Data items
++++++++++++++++++++

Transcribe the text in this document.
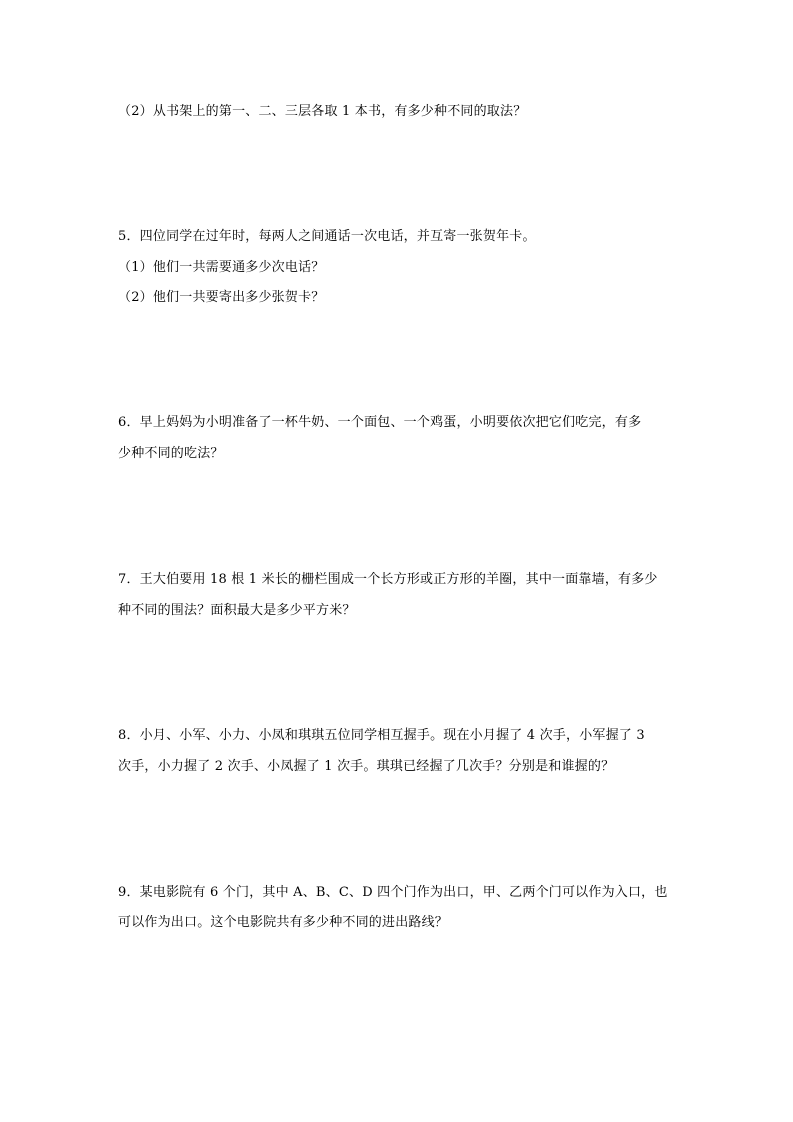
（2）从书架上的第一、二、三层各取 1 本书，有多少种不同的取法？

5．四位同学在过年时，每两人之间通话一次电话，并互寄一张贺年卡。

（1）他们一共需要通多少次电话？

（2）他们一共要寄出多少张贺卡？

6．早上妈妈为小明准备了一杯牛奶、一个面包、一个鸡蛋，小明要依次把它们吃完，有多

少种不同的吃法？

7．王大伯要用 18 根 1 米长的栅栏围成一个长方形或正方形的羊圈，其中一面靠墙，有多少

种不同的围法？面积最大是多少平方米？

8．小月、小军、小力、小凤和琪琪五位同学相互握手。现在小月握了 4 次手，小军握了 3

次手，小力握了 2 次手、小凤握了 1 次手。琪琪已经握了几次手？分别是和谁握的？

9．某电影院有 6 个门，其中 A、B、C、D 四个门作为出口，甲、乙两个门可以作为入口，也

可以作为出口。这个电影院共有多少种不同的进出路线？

++++++++++++++++++++

**DIRECTIONS FOR THIS TASK:** In your copy of the records, include no pictures; repeat everything else exactly.

**SOLUTION:**
Transcribe the text in this document.
（2）从书架上的第一、二、三层各取 1 本书，有多少种不同的取法？

5．四位同学在过年时，每两人之间通话一次电话，并互寄一张贺年卡。

（1）他们一共需要通多少次电话？

（2）他们一共要寄出多少张贺卡？

6．早上妈妈为小明准备了一杯牛奶、一个面包、一个鸡蛋，小明要依次把它们吃完，有多

少种不同的吃法？

7．王大伯要用 18 根 1 米长的栅栏围成一个长方形或正方形的羊圈，其中一面靠墙，有多少

种不同的围法？面积最大是多少平方米？

8．小月、小军、小力、小凤和琪琪五位同学相互握手。现在小月握了 4 次手，小军握了 3

次手，小力握了 2 次手、小凤握了 1 次手。琪琪已经握了几次手？分别是和谁握的？

9．某电影院有 6 个门，其中 A、B、C、D 四个门作为出口，甲、乙两个门可以作为入口，也

可以作为出口。这个电影院共有多少种不同的进出路线？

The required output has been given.